╭─ Data supplied

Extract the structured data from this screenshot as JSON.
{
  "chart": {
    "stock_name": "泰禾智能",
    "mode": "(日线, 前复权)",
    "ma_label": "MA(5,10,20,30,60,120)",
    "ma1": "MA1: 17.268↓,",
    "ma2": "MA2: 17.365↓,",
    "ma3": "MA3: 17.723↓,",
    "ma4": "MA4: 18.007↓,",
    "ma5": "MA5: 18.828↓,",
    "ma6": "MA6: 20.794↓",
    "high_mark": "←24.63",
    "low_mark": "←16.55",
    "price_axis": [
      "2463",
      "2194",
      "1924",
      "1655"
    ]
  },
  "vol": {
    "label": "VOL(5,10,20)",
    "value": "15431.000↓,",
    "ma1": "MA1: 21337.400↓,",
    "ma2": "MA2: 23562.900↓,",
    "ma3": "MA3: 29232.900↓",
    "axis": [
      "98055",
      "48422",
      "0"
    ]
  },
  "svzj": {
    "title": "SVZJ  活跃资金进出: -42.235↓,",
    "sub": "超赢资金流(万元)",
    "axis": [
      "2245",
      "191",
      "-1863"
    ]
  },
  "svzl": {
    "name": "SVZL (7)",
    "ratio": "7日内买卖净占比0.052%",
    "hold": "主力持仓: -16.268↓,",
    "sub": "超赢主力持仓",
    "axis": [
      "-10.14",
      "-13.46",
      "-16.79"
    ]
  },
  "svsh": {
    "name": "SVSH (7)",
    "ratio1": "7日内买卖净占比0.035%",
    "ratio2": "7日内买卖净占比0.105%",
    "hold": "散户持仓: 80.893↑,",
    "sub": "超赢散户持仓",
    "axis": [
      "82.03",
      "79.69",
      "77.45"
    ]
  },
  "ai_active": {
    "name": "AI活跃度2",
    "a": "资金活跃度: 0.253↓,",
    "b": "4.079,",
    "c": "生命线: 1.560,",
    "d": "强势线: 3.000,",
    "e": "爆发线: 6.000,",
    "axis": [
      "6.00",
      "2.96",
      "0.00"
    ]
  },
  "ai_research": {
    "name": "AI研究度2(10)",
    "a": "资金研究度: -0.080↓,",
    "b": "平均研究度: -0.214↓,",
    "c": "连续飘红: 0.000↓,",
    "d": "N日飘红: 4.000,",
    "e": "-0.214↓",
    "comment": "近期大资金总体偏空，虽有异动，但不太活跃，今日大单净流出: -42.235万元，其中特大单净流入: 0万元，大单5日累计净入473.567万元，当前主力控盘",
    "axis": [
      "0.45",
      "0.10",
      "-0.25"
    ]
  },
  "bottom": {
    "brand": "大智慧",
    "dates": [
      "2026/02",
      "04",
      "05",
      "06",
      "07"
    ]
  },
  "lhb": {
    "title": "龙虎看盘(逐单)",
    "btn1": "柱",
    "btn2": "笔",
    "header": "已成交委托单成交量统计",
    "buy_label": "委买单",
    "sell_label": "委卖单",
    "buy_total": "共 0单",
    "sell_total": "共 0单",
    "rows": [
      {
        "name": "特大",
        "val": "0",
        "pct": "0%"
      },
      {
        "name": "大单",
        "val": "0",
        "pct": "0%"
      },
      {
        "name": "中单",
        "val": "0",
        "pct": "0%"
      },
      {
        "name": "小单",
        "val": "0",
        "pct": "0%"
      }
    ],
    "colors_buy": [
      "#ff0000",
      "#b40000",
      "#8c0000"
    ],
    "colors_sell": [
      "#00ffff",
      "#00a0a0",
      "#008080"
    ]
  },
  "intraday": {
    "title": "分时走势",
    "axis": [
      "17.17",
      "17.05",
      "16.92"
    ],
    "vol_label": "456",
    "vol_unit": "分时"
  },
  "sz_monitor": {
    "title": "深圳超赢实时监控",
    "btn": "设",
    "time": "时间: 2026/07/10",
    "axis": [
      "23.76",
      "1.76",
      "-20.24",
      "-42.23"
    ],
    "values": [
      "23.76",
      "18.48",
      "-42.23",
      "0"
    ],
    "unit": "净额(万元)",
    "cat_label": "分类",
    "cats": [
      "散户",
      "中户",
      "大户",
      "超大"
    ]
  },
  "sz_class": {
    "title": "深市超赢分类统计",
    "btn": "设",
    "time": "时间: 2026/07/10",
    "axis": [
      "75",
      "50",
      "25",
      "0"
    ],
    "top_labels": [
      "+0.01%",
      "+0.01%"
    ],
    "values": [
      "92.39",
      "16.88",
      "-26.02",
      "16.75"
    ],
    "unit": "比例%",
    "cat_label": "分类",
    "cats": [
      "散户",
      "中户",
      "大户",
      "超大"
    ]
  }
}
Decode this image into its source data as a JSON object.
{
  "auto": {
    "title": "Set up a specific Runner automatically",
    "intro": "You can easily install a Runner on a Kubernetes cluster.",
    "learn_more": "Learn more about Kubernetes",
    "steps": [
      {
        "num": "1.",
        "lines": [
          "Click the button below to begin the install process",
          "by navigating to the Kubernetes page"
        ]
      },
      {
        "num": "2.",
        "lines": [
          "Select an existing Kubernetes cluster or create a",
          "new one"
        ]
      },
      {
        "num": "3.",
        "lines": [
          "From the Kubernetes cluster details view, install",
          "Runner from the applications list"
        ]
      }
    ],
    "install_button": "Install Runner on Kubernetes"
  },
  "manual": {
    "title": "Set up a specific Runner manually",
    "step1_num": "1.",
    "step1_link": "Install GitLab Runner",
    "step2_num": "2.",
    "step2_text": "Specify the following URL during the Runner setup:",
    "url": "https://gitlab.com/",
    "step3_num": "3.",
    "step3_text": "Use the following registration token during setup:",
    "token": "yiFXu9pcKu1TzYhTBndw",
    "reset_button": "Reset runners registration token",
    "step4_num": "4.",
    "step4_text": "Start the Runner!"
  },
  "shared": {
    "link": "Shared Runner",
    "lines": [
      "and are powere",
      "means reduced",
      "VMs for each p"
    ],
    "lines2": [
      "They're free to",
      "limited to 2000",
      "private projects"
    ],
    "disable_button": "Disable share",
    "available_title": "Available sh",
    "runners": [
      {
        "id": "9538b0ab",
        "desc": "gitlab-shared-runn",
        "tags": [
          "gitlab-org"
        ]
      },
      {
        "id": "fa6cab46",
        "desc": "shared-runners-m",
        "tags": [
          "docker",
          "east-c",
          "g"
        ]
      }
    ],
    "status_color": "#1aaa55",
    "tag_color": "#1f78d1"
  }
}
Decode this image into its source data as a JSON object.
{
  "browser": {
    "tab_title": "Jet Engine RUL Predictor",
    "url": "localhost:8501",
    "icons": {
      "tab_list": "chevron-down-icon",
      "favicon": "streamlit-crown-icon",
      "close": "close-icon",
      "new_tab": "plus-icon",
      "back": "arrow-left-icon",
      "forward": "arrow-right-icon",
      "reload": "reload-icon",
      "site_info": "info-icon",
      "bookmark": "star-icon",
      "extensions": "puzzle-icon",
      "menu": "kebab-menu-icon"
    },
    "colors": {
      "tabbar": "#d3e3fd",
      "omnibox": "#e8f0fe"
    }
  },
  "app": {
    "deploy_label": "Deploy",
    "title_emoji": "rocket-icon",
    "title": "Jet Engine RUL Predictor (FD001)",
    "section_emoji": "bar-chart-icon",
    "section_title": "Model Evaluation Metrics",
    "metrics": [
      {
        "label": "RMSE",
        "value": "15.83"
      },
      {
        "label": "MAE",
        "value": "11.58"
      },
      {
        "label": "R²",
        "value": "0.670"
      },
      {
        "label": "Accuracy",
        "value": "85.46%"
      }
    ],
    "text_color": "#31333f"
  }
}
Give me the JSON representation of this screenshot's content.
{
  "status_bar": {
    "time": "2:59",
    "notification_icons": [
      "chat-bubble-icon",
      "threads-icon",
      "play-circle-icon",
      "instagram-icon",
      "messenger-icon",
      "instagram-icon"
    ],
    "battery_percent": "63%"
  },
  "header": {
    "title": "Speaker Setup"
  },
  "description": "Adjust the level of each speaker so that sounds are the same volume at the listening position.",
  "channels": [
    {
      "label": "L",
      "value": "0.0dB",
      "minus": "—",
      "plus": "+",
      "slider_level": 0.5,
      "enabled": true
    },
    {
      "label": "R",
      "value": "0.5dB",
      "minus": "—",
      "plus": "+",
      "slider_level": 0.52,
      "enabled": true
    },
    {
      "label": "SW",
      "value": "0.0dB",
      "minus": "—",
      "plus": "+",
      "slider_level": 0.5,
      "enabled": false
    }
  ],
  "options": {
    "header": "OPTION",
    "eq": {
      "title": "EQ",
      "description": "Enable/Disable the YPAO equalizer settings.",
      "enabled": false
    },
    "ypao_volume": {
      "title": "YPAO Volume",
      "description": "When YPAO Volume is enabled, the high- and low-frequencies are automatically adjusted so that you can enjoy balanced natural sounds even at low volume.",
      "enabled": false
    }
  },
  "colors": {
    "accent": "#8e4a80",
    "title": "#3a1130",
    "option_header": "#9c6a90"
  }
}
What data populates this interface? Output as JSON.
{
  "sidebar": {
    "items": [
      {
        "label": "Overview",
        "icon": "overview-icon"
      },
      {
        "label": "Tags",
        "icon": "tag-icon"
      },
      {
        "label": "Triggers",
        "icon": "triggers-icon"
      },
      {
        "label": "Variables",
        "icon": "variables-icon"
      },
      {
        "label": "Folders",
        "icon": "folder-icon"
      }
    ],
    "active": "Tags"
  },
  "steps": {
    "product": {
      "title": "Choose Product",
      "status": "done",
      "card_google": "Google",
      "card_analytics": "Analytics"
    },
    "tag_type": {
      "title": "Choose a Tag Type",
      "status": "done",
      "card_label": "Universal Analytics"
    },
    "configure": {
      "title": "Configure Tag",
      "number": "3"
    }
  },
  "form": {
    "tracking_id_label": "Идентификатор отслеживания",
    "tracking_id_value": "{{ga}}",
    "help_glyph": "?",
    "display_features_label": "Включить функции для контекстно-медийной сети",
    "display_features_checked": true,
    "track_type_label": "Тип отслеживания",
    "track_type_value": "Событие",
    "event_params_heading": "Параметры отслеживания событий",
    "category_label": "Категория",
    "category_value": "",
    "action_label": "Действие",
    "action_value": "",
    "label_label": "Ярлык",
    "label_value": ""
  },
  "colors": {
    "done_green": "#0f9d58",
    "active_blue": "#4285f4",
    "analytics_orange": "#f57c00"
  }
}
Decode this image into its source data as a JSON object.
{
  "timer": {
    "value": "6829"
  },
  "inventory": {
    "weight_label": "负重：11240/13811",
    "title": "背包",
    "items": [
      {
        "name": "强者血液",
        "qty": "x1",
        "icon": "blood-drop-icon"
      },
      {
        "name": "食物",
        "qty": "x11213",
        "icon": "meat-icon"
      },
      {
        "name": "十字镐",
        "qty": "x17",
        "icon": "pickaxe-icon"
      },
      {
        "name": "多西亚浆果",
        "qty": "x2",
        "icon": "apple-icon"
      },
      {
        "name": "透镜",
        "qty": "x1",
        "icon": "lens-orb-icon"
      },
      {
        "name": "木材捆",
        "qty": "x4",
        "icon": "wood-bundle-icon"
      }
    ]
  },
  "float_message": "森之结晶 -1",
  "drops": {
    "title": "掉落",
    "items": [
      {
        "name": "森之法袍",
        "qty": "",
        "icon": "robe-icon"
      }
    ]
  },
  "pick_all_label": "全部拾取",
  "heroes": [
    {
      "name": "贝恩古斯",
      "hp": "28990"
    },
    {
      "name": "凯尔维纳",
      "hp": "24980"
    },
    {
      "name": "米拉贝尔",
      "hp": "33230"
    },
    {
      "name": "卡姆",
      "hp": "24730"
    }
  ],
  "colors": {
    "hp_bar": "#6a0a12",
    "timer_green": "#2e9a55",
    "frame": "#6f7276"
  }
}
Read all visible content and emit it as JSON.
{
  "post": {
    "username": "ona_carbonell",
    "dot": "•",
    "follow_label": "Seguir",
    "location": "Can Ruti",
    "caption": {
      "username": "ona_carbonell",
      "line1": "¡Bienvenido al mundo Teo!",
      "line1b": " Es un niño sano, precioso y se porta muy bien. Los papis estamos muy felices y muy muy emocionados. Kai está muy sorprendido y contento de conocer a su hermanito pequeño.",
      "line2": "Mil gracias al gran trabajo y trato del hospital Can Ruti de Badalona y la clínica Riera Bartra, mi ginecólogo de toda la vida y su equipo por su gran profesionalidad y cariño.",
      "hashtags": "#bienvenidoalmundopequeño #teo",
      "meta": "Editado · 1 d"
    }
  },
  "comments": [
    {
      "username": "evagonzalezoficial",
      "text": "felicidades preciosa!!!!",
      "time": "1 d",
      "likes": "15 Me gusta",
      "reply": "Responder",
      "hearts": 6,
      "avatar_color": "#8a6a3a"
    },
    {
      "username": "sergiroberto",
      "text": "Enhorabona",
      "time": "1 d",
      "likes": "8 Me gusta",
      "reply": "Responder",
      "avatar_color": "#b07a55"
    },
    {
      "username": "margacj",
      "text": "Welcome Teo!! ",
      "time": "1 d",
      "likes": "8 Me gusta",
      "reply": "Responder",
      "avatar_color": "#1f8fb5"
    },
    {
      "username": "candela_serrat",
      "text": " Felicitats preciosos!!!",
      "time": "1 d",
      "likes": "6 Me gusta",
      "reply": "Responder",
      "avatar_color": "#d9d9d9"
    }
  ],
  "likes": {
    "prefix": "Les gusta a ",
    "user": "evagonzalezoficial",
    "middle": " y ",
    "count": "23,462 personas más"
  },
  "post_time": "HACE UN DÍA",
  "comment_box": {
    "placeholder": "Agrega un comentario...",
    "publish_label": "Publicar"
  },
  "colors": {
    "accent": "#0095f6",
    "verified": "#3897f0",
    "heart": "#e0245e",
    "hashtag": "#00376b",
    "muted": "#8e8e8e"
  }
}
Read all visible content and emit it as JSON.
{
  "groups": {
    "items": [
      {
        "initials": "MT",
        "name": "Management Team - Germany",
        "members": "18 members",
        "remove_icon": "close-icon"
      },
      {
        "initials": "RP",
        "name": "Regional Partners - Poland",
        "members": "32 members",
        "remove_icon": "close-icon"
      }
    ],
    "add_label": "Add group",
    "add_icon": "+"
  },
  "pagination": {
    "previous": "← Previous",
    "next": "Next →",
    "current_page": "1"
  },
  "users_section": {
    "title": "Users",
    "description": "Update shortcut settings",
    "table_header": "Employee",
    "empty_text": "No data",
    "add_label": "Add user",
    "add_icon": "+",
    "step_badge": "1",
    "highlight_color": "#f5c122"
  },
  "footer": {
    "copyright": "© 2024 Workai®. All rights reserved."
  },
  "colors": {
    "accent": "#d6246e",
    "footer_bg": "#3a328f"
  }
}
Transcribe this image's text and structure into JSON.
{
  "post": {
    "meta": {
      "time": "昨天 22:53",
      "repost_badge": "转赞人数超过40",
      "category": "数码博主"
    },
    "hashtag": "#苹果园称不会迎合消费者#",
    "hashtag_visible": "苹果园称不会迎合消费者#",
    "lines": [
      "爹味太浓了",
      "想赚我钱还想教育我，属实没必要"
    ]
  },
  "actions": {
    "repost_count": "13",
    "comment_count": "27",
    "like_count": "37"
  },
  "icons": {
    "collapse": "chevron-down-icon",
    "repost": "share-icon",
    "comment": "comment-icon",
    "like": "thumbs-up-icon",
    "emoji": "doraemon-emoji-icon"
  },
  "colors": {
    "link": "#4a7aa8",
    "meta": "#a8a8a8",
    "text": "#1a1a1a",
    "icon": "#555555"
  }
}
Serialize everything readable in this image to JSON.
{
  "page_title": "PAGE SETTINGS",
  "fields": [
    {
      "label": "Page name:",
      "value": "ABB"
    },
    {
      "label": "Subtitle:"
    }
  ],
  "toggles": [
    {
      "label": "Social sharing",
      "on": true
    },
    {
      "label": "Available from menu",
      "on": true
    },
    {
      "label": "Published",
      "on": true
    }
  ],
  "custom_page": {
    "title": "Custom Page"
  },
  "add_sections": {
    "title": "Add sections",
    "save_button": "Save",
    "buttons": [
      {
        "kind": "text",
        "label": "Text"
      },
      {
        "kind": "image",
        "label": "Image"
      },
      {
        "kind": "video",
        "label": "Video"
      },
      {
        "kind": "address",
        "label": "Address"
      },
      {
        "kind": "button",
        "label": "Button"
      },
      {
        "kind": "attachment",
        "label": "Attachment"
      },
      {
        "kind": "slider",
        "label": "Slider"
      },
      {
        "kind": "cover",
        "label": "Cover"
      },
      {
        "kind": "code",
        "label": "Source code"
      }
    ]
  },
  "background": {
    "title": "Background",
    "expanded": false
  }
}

╰─

# Objective
Note every line above where the string "following" shows up, and copy those lines.

# The reply
    "step2_text": "Specify the following URL during the Runner setup:",
    "step3_text": "Use the following registration token during setup:",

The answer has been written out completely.